Without omitting anything, return the records precisely as given.

### Exercise input ###

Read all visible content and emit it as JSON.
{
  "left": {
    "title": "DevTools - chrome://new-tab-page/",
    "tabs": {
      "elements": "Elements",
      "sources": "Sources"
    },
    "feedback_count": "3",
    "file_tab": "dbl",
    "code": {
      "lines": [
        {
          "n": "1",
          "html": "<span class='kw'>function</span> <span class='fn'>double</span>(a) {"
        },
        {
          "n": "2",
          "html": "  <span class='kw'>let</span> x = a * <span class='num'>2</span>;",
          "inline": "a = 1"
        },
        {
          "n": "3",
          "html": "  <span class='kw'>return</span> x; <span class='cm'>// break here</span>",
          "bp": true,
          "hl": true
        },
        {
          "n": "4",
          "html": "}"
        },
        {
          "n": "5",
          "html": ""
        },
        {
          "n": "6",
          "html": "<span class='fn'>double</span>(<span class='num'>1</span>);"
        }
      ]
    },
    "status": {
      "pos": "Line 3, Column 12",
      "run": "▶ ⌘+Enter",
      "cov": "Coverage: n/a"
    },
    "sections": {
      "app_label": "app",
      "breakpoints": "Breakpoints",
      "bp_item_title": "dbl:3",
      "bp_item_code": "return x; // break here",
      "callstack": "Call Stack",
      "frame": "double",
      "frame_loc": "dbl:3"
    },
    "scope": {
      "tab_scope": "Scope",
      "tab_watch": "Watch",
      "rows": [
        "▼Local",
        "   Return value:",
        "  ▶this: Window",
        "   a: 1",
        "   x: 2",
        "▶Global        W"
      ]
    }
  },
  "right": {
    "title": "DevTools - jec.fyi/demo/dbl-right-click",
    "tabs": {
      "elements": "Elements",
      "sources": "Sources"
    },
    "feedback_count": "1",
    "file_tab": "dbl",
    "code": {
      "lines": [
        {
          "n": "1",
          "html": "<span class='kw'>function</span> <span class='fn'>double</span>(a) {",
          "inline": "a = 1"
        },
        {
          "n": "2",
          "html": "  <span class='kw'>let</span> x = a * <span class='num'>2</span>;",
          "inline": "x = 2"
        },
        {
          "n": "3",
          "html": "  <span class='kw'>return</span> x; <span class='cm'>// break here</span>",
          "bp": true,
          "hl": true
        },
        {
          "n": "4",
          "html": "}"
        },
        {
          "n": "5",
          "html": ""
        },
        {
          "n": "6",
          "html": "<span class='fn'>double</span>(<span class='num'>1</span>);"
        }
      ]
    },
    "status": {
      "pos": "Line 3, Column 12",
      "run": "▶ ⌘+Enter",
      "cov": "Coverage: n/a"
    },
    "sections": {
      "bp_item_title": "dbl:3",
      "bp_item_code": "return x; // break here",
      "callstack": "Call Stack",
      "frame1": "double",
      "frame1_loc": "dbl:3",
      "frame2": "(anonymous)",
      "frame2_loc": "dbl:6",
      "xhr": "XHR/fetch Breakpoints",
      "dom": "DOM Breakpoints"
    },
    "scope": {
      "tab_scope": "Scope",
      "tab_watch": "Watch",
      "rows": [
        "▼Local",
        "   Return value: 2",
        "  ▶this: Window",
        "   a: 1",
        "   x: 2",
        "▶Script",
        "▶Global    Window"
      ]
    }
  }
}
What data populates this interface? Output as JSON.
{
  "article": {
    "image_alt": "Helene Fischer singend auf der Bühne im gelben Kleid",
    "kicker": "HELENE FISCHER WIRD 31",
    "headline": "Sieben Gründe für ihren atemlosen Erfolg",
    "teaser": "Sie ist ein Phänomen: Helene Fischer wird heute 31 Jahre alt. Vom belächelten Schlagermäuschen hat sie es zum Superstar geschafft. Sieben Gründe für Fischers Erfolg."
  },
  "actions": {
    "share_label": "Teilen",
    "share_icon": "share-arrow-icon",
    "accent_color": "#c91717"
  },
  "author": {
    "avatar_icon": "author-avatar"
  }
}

###

> Answer below
Read all visible content and emit it as JSON.
{
  "left": {
    "title": "DevTools - chrome://new-tab-page/",
    "tabs": {
      "elements": "Elements",
      "sources": "Sources"
    },
    "feedback_count": "3",
    "file_tab": "dbl",
    "code": {
      "lines": [
        {
          "n": "1",
          "html": "<span class='kw'>function</span> <span class='fn'>double</span>(a) {"
        },
        {
          "n": "2",
          "html": "  <span class='kw'>let</span> x = a * <span class='num'>2</span>;",
          "inline": "a = 1"
        },
        {
          "n": "3",
          "html": "  <span class='kw'>return</span> x; <span class='cm'>// break here</span>",
          "bp": true,
          "hl": true
        },
        {
          "n": "4",
          "html": "}"
        },
        {
          "n": "5",
          "html": ""
        },
        {
          "n": "6",
          "html": "<span class='fn'>double</span>(<span class='num'>1</span>);"
        }
      ]
    },
    "status": {
      "pos": "Line 3, Column 12",
      "run": "▶ ⌘+Enter",
      "cov": "Coverage: n/a"
    },
    "sections": {
      "app_label": "app",
      "breakpoints": "Breakpoints",
      "bp_item_title": "dbl:3",
      "bp_item_code": "return x; // break here",
      "callstack": "Call Stack",
      "frame": "double",
      "frame_loc": "dbl:3"
    },
    "scope": {
      "tab_scope": "Scope",
      "tab_watch": "Watch",
      "rows": [
        "▼Local",
        "   Return value:",
        "  ▶this: Window",
        "   a: 1",
        "   x: 2",
        "▶Global        W"
      ]
    }
  },
  "right": {
    "title": "DevTools - jec.fyi/demo/dbl-right-click",
    "tabs": {
      "elements": "Elements",
      "sources": "Sources"
    },
    "feedback_count": "1",
    "file_tab": "dbl",
    "code": {
      "lines": [
        {
          "n": "1",
          "html": "<span class='kw'>function</span> <span class='fn'>double</span>(a) {",
          "inline": "a = 1"
        },
        {
          "n": "2",
          "html": "  <span class='kw'>let</span> x = a * <span class='num'>2</span>;",
          "inline": "x = 2"
        },
        {
          "n": "3",
          "html": "  <span class='kw'>return</span> x; <span class='cm'>// break here</span>",
          "bp": true,
          "hl": true
        },
        {
          "n": "4",
          "html": "}"
        },
        {
          "n": "5",
          "html": ""
        },
        {
          "n": "6",
          "html": "<span class='fn'>double</span>(<span class='num'>1</span>);"
        }
      ]
    },
    "status": {
      "pos": "Line 3, Column 12",
      "run": "▶ ⌘+Enter",
      "cov": "Coverage: n/a"
    },
    "sections": {
      "bp_item_title": "dbl:3",
      "bp_item_code": "return x; // break here",
      "callstack": "Call Stack",
      "frame1": "double",
      "frame1_loc": "dbl:3",
      "frame2": "(anonymous)",
      "frame2_loc": "dbl:6",
      "xhr": "XHR/fetch Breakpoints",
      "dom": "DOM Breakpoints"
    },
    "scope": {
      "tab_scope": "Scope",
      "tab_watch": "Watch",
      "rows": [
        "▼Local",
        "   Return value: 2",
        "  ▶this: Window",
        "   a: 1",
        "   x: 2",
        "▶Script",
        "▶Global    Window"
      ]
    }
  }
}
What data populates this interface? Output as JSON.
{
  "article": {
    "image_alt": "Helene Fischer singend auf der Bühne im gelben Kleid",
    "kicker": "HELENE FISCHER WIRD 31",
    "headline": "Sieben Gründe für ihren atemlosen Erfolg",
    "teaser": "Sie ist ein Phänomen: Helene Fischer wird heute 31 Jahre alt. Vom belächelten Schlagermäuschen hat sie es zum Superstar geschafft. Sieben Gründe für Fischers Erfolg."
  },
  "actions": {
    "share_label": "Teilen",
    "share_icon": "share-arrow-icon",
    "accent_color": "#c91717"
  },
  "author": {
    "avatar_icon": "author-avatar"
  }
}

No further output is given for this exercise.